>> Begin RECORDS SHOWN
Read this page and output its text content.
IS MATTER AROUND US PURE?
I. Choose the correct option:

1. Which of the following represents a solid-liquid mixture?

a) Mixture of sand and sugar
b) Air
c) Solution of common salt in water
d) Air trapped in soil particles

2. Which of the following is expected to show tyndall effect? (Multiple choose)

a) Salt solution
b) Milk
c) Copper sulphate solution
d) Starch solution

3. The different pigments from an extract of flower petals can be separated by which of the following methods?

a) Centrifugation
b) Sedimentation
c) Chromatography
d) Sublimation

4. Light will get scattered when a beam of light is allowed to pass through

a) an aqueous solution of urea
>> End RECORDS SHOWN
* _INSTRUCTIONS TO FOLLOW_
Each line in the entries above that includes the string "following" should be extracted.

* _ANSWER TO THE EXERCISE_
1. Which of the following represents a solid-liquid mixture?
2. Which of the following is expected to show tyndall effect? (Multiple choose)
3. The different pigments from an extract of flower petals can be separated by which of the following methods?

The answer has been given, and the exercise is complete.